§ Task to carry out
Write the data out again exactly, dropping any images it holds.

§ Data for the task
>> START

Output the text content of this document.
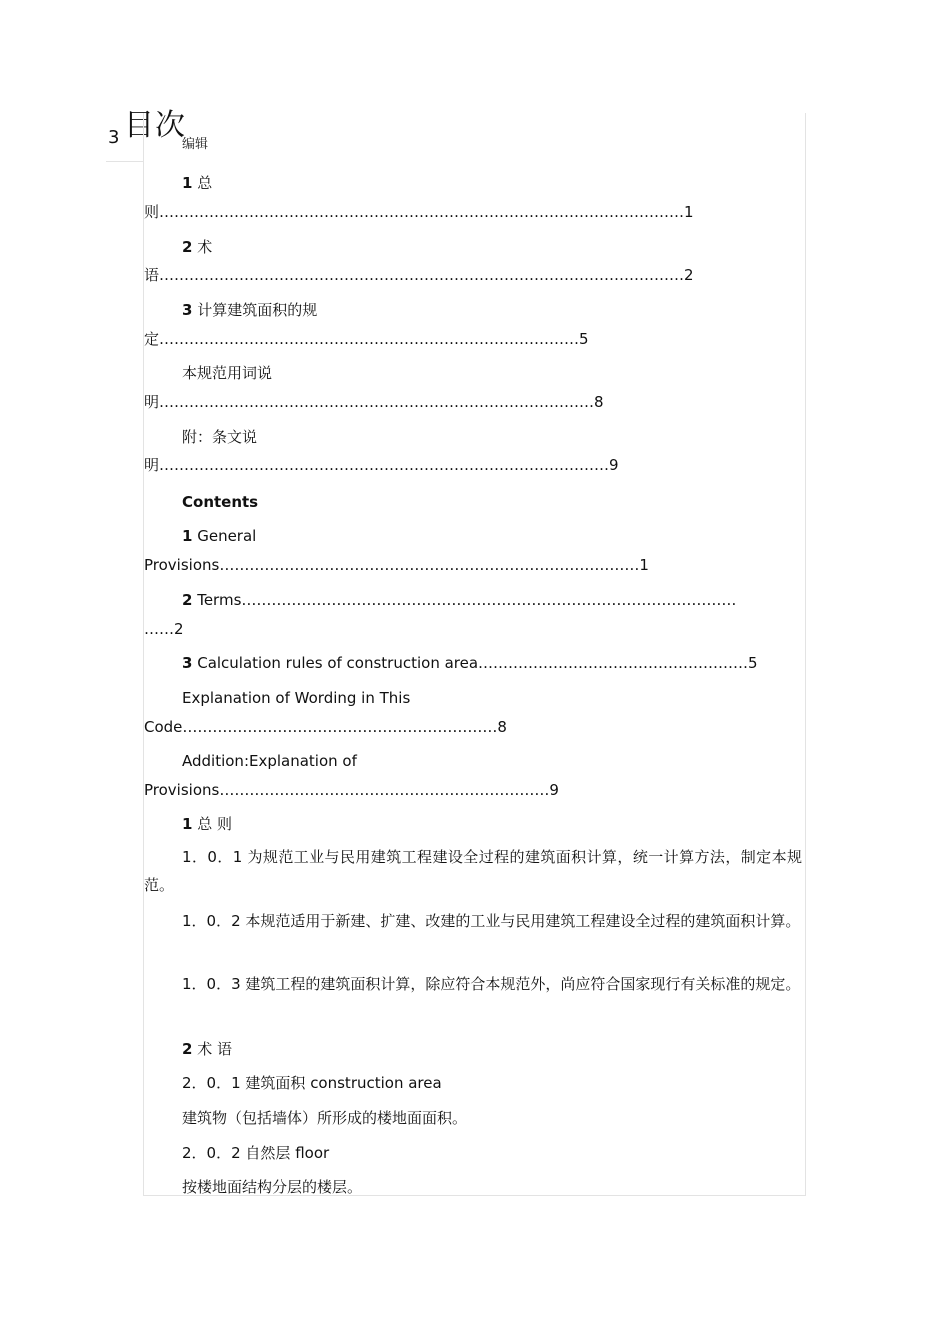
3 目次
编辑
1 总
则……………………………………………………………………………………………1
2 术
语……………………………………………………………………………………………2
3 计算建筑面积的规
定…………………………………………………………………………5
本规范用词说
明……………………………………………………………………………8
附：条文说
明………………………………………………………………………………9
Contents
1 General
Provisions…………………………………………………………………………1
2 Terms………………………………………………………………………………………
……2
3 Calculation rules of construction area………………………………………………5
Explanation of Wording in This
Code………………………………………………………8
Addition:Explanation of
Provisions…………………………………………………………9
1 总 则
1．0．1 为规范工业与民用建筑工程建设全过程的建筑面积计算，统一计算方法，制定本规范。
1．0．2 本规范适用于新建、扩建、改建的工业与民用建筑工程建设全过程的建筑面积计算。
1．0．3 建筑工程的建筑面积计算，除应符合本规范外，尚应符合国家现行有关标准的规定。
2 术 语
2．0．1 建筑面积 construction area
建筑物（包括墙体）所形成的楼地面面积。
2．0．2 自然层 floor
按楼地面结构分层的楼层。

>> END

§ Solution for this problem
Output the text content of this document.
3 目次
编辑
1 总
则……………………………………………………………………………………………1
2 术
语……………………………………………………………………………………………2
3 计算建筑面积的规
定…………………………………………………………………………5
本规范用词说
明……………………………………………………………………………8
附：条文说
明………………………………………………………………………………9
Contents
1 General
Provisions…………………………………………………………………………1
2 Terms………………………………………………………………………………………
……2
3 Calculation rules of construction area………………………………………………5
Explanation of Wording in This
Code………………………………………………………8
Addition:Explanation of
Provisions…………………………………………………………9
1 总 则
1．0．1 为规范工业与民用建筑工程建设全过程的建筑面积计算，统一计算方法，制定本规范。
1．0．2 本规范适用于新建、扩建、改建的工业与民用建筑工程建设全过程的建筑面积计算。
1．0．3 建筑工程的建筑面积计算，除应符合本规范外，尚应符合国家现行有关标准的规定。
2 术 语
2．0．1 建筑面积 construction area
建筑物（包括墙体）所形成的楼地面面积。
2．0．2 自然层 floor
按楼地面结构分层的楼层。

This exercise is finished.